◆ **The problem**: For the entries below, report the number of lines where the string "spending" appears, and only that number.

◆ **Material shown**:

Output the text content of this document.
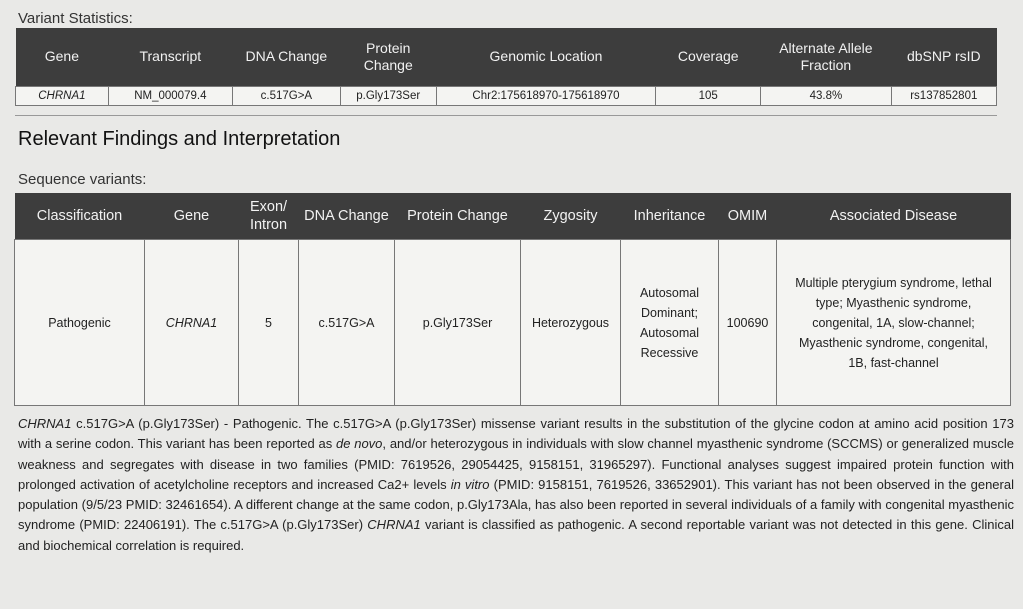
Variant Statistics:
Gene	Transcript	DNA Change	Protein Change	Genomic Location	Coverage	Alternate Allele Fraction	dbSNP rsID
CHRNA1	NM_000079.4	c.517G>A	p.Gly173Ser	Chr2:175618970-175618970	105	43.8%	rs137852801
Relevant Findings and Interpretation
Sequence variants:
Classification	Gene	Exon/ Intron	DNA Change	Protein Change	Zygosity	Inheritance	OMIM	Associated Disease
Pathogenic	CHRNA1	5	c.517G>A	p.Gly173Ser	Heterozygous	Autosomal Dominant; Autosomal Recessive	100690	Multiple pterygium syndrome, lethal type; Myasthenic syndrome, congenital, 1A, slow-channel; Myasthenic syndrome, congenital, 1B, fast-channel
CHRNA1 c.517G>A (p.Gly173Ser) - Pathogenic. The c.517G>A (p.Gly173Ser) missense variant results in the substitution of the glycine codon at amino acid position 173 with a serine codon. This variant has been reported as de novo, and/or heterozygous in individuals with slow channel myasthenic syndrome (SCCMS) or generalized muscle weakness and segregates with disease in two families (PMID: 7619526, 29054425, 9158151, 31965297). Functional analyses suggest impaired protein function with prolonged activation of acetylcholine receptors and increased Ca2+ levels in vitro (PMID: 9158151, 7619526, 33652901). This variant has not been observed in the general population (9/5/23 PMID: 32461654). A different change at the same codon, p.Gly173Ala, has also been reported in several individuals of a family with congenital myasthenic syndrome (PMID: 22406191). The c.517G>A (p.Gly173Ser) CHRNA1 variant is classified as pathogenic. A second reportable variant was not detected in this gene. Clinical and biochemical correlation is required.
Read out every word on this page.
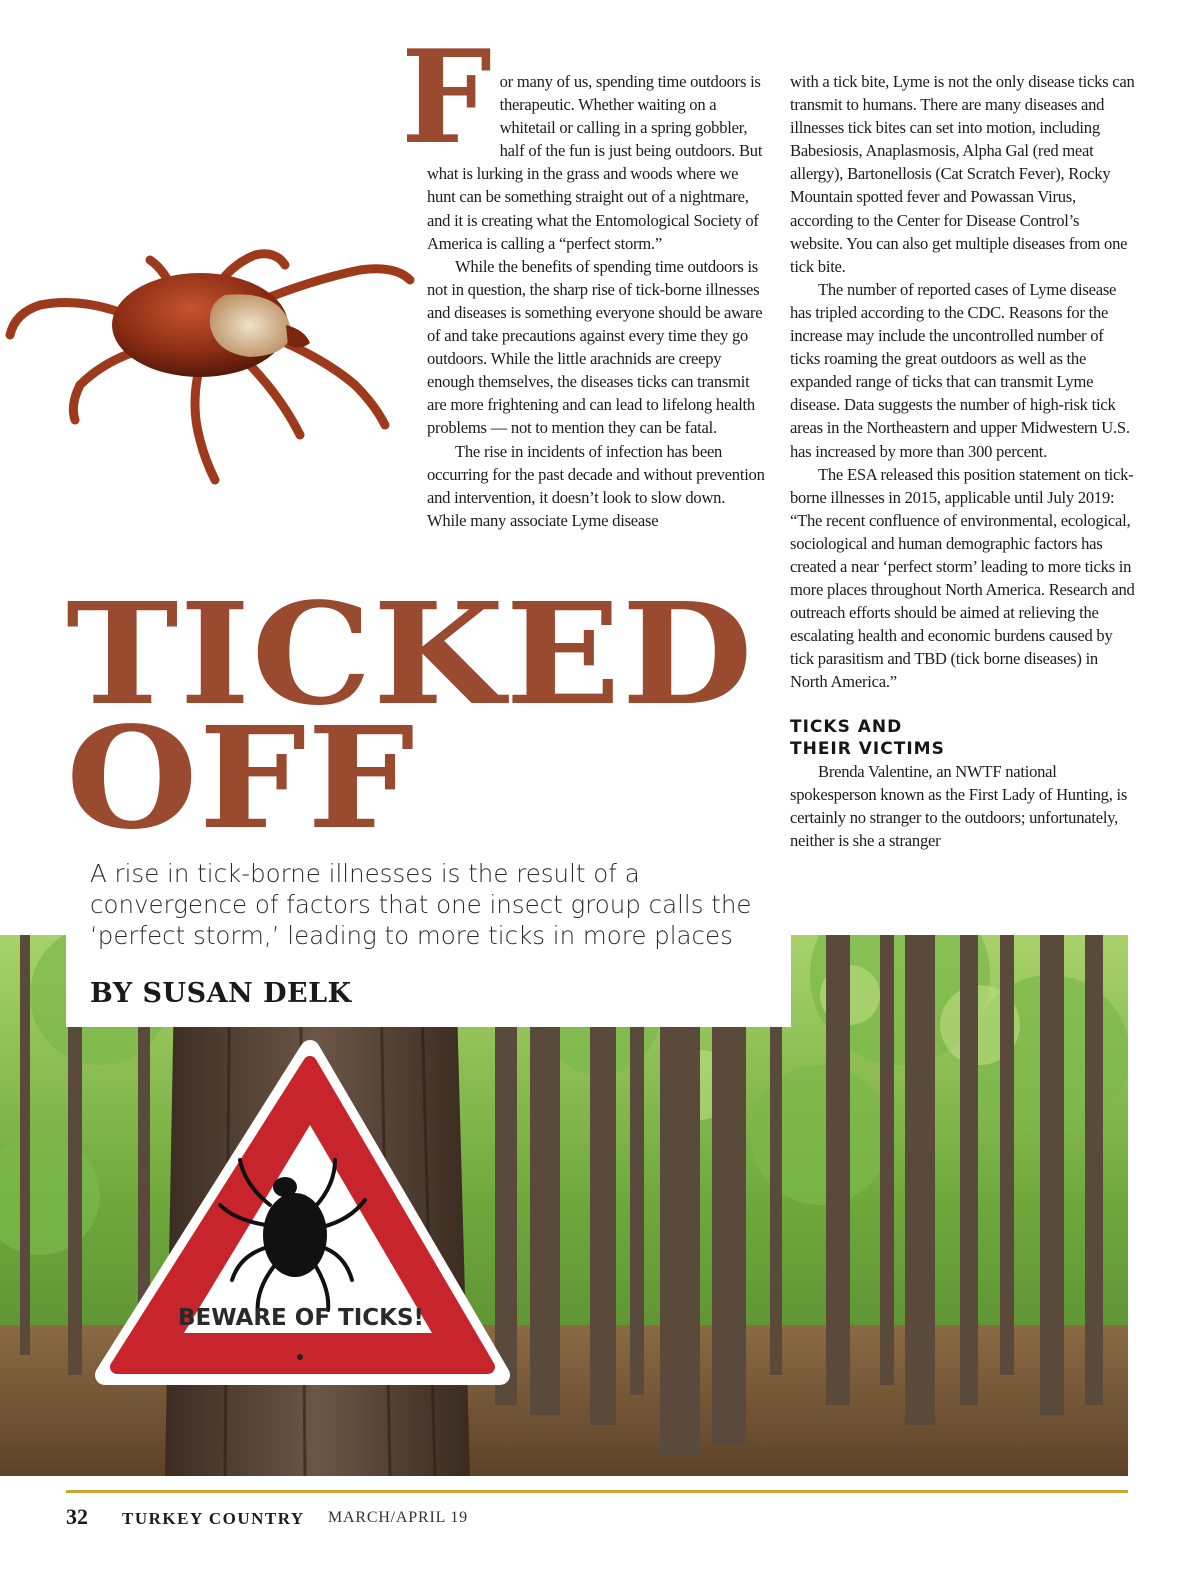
F or many of us, spending time outdoors is therapeutic. Whether waiting on a whitetail or calling in a spring gobbler, half of the fun is just being outdoors. But what is lurking in the grass and woods where we hunt can be something straight out of a nightmare, and it is creating what the Entomological Society of America is calling a “perfect storm.”

While the benefits of spending time outdoors is not in question, the sharp rise of tick-borne illnesses and diseases is something everyone should be aware of and take precautions against every time they go outdoors. While the little arachnids are creepy enough themselves, the diseases ticks can transmit are more frightening and can lead to lifelong health problems — not to mention they can be fatal.

The rise in incidents of infection has been occurring for the past decade and without prevention and intervention, it doesn’t look to slow down. While many associate Lyme disease

with a tick bite, Lyme is not the only disease ticks can transmit to humans. There are many diseases and illnesses tick bites can set into motion, including Babesiosis, Anaplasmosis, Alpha Gal (red meat allergy), Bartonellosis (Cat Scratch Fever), Rocky Mountain spotted fever and Powassan Virus, according to the Center for Disease Control’s website. You can also get multiple diseases from one tick bite.

The number of reported cases of Lyme disease has tripled according to the CDC. Reasons for the increase may include the uncontrolled number of ticks roaming the great outdoors as well as the expanded range of ticks that can transmit Lyme disease. Data suggests the number of high-risk tick areas in the Northeastern and upper Midwestern U.S. has increased by more than 300 percent.

The ESA released this position statement on tick-borne illnesses in 2015, applicable until July 2019: “The recent confluence of environmental, ecological, sociological and human demographic factors has created a near ‘perfect storm’ leading to more ticks in more places throughout North America. Research and outreach efforts should be aimed at relieving the escalating health and economic burdens caused by tick parasitism and TBD (tick borne diseases) in North America.”

TICKS AND
THEIR VICTIMS

Brenda Valentine, an NWTF national spokesperson known as the First Lady of Hunting, is certainly no stranger to the outdoors; unfortunately, neither is she a stranger

TICKED
OFF
BEWARE OF TICKS!
A rise in tick-borne illnesses is the result of a convergence of factors that one insect group calls the ‘perfect storm,’ leading to more ticks in more places
BY SUSAN DELK
32 TURKEY COUNTRY MARCH/APRIL 19
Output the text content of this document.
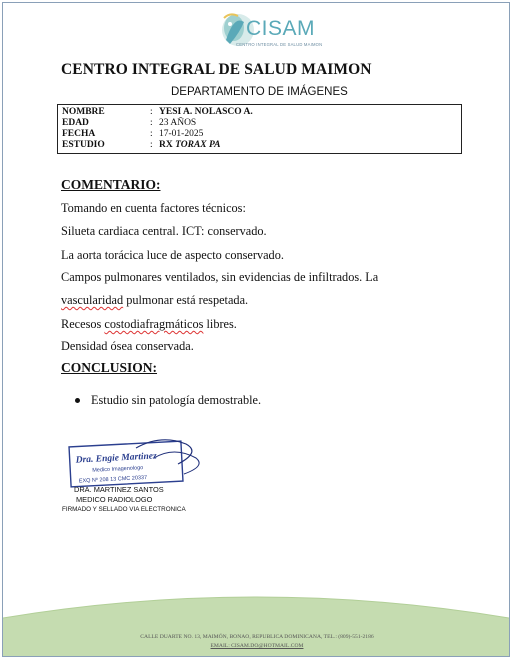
CISAM
CENTRO INTEGRAL DE SALUD MAIMON
CENTRO INTEGRAL DE SALUD MAIMON
DEPARTAMENTO DE IMÁGENES
NOMBRE	: YESI A. NOLASCO A.
EDAD	: 23 AÑOS
FECHA	: 17-01-2025
ESTUDIO	: RX TORAX PA
COMENTARIO:
Tomando en cuenta factores técnicos:
Silueta cardiaca central. ICT: conservado.
La aorta torácica luce de aspecto conservado.
Campos pulmonares ventilados, sin evidencias de infiltrados. La
vascularidad pulmonar está respetada.
Recesos costodiafragmáticos libres.
Densidad ósea conservada.
CONCLUSION:
Estudio sin patología demostrable.
Dra. Engie Martinez
Medico Imagenologo
EXQ Nº 208 13 CMC 20337
DRA. MARTINEZ SANTOS
MEDICO RADIOLOGO
FIRMADO Y SELLADO VIA ELECTRONICA
CALLE DUARTE NO. 13, MAIMÓN, BONAO, REPUBLICA DOMINICANA, TEL.: (809)-551-2186
EMAIL: CISAM.DO@HOTMAIL.COM
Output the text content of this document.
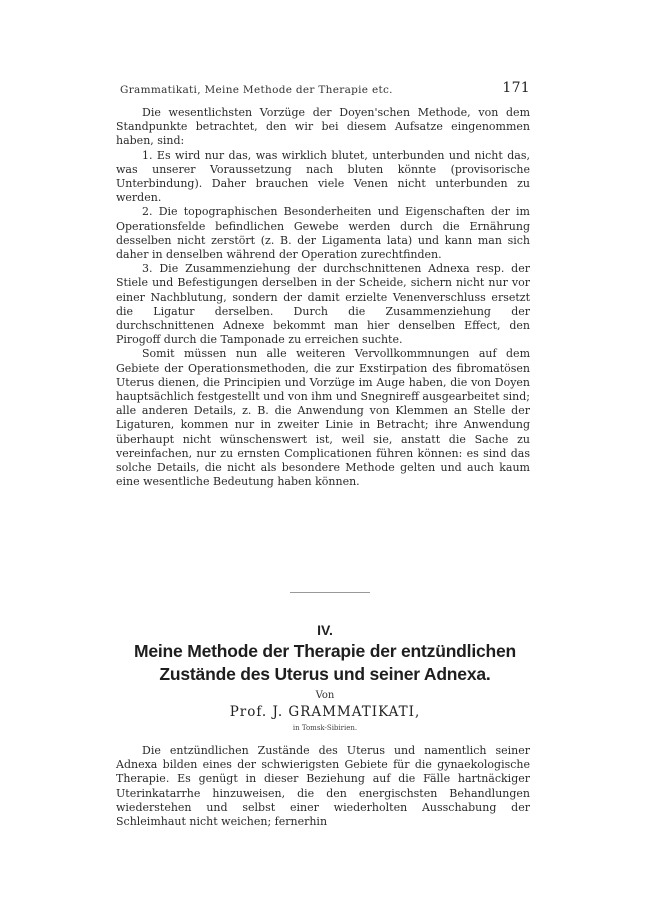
Grammatikati, Meine Methode der Therapie etc.	171

Die wesentlichsten Vorzüge der Doyen'schen Methode, von dem Standpunkte betrachtet, den wir bei diesem Aufsatze eingenommen haben, sind:

1. Es wird nur das, was wirklich blutet, unterbunden und nicht das, was unserer Voraussetzung nach bluten könnte (provisorische Unterbindung). Daher brauchen viele Venen nicht unterbunden zu werden.

2. Die topographischen Besonderheiten und Eigenschaften der im Operationsfelde befindlichen Gewebe werden durch die Ernährung desselben nicht zerstört (z. B. der Ligamenta lata) und kann man sich daher in denselben während der Operation zurechtfinden.

3. Die Zusammenziehung der durchschnittenen Adnexa resp. der Stiele und Befestigungen derselben in der Scheide, sichern nicht nur vor einer Nachblutung, sondern der damit erzielte Venenverschluss ersetzt die Ligatur derselben. Durch die Zusammenziehung der durchschnittenen Adnexe bekommt man hier denselben Effect, den Pirogoff durch die Tamponade zu erreichen suchte.

Somit müssen nun alle weiteren Vervollkommnungen auf dem Gebiete der Operationsmethoden, die zur Exstirpation des fibromatösen Uterus dienen, die Principien und Vorzüge im Auge haben, die von Doyen hauptsächlich festgestellt und von ihm und Snegnireff ausgearbeitet sind; alle anderen Details, z. B. die Anwendung von Klemmen an Stelle der Ligaturen, kommen nur in zweiter Linie in Betracht; ihre Anwendung überhaupt nicht wünschenswert ist, weil sie, anstatt die Sache zu vereinfachen, nur zu ernsten Complicationen führen können: es sind das solche Details, die nicht als besondere Methode gelten und auch kaum eine wesentliche Bedeutung haben können.

IV.
Meine Methode der Therapie der entzündlichen Zustände des Uterus und seiner Adnexa.
Von
Prof. J. GRAMMATIKATI,
in Tomsk-Sibirien.

Die entzündlichen Zustände des Uterus und namentlich seiner Adnexa bilden eines der schwierigsten Gebiete für die gynaekologische Therapie. Es genügt in dieser Beziehung auf die Fälle hartnäckiger Uterinkatarrhe hinzuweisen, die den energischsten Behandlungen wiederstehen und selbst einer wiederholten Ausschabung der Schleimhaut nicht weichen; fernerhin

◆ **Task result**: 2